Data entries
◇ ◇ ◇ ◇ ◇
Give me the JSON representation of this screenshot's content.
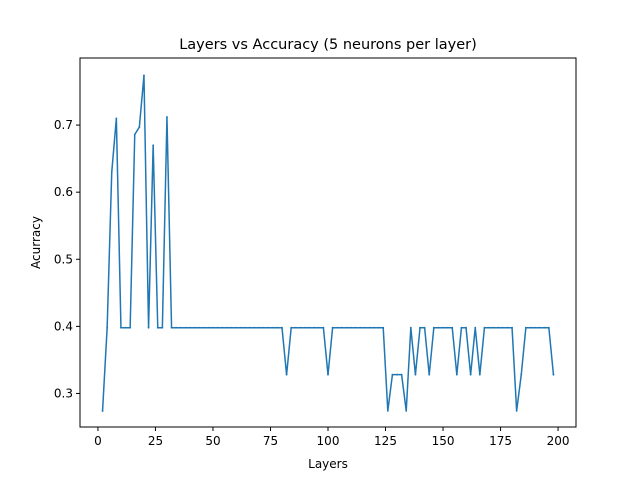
{
  "chart_data": {
    "type": "line",
    "title": "Layers vs Accuracy (5 neurons per layer)",
    "xlabel": "Layers",
    "ylabel": "Acurracy",
    "xlim": [
      -7.8,
      207.8
    ],
    "ylim": [
      0.25,
      0.8
    ],
    "xticks": [
      0,
      25,
      50,
      75,
      100,
      125,
      150,
      175,
      200
    ],
    "yticks": [
      0.3,
      0.4,
      0.5,
      0.6,
      0.7
    ],
    "ytick_labels": [
      "0.3",
      "0.4",
      "0.5",
      "0.6",
      "0.7"
    ],
    "grid": false,
    "colors": {
      "line": "#1f77b4",
      "axes": "#000000",
      "background": "#ffffff"
    },
    "series": [
      {
        "x": [
          2,
          4,
          6,
          8,
          10,
          12,
          14,
          16,
          18,
          20,
          22,
          24,
          26,
          28,
          30,
          32,
          34,
          36,
          38,
          40,
          42,
          44,
          46,
          48,
          50,
          52,
          54,
          56,
          58,
          60,
          62,
          64,
          66,
          68,
          70,
          72,
          74,
          76,
          78,
          80,
          82,
          84,
          86,
          88,
          90,
          92,
          94,
          96,
          98,
          100,
          102,
          104,
          106,
          108,
          110,
          112,
          114,
          116,
          118,
          120,
          122,
          124,
          126,
          128,
          130,
          132,
          134,
          136,
          138,
          140,
          142,
          144,
          146,
          148,
          150,
          152,
          154,
          156,
          158,
          160,
          162,
          164,
          166,
          168,
          170,
          172,
          174,
          176,
          178,
          180,
          182,
          184,
          186,
          188,
          190,
          192,
          194,
          196,
          198
        ],
        "values": [
          0.274,
          0.398,
          0.63,
          0.71,
          0.398,
          0.398,
          0.398,
          0.686,
          0.697,
          0.774,
          0.398,
          0.67,
          0.398,
          0.398,
          0.712,
          0.398,
          0.398,
          0.398,
          0.398,
          0.398,
          0.398,
          0.398,
          0.398,
          0.398,
          0.398,
          0.398,
          0.398,
          0.398,
          0.398,
          0.398,
          0.398,
          0.398,
          0.398,
          0.398,
          0.398,
          0.398,
          0.398,
          0.398,
          0.398,
          0.398,
          0.328,
          0.398,
          0.398,
          0.398,
          0.398,
          0.398,
          0.398,
          0.398,
          0.398,
          0.328,
          0.398,
          0.398,
          0.398,
          0.398,
          0.398,
          0.398,
          0.398,
          0.398,
          0.398,
          0.398,
          0.398,
          0.398,
          0.274,
          0.328,
          0.328,
          0.328,
          0.274,
          0.398,
          0.328,
          0.398,
          0.398,
          0.328,
          0.398,
          0.398,
          0.398,
          0.398,
          0.398,
          0.328,
          0.398,
          0.398,
          0.328,
          0.398,
          0.328,
          0.398,
          0.398,
          0.398,
          0.398,
          0.398,
          0.398,
          0.398,
          0.274,
          0.328,
          0.398,
          0.398,
          0.398,
          0.398,
          0.398,
          0.398,
          0.328
        ]
      }
    ]
  }
}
◇ ◇ ◇ ◇ ◇
WHAT THE TASK ASKS: Locate all lines holding the word "Layers", then copy them out.

SOLUTION BELOW:
    "title": "Layers vs Accuracy (5 neurons per layer)",
    "xlabel": "Layers",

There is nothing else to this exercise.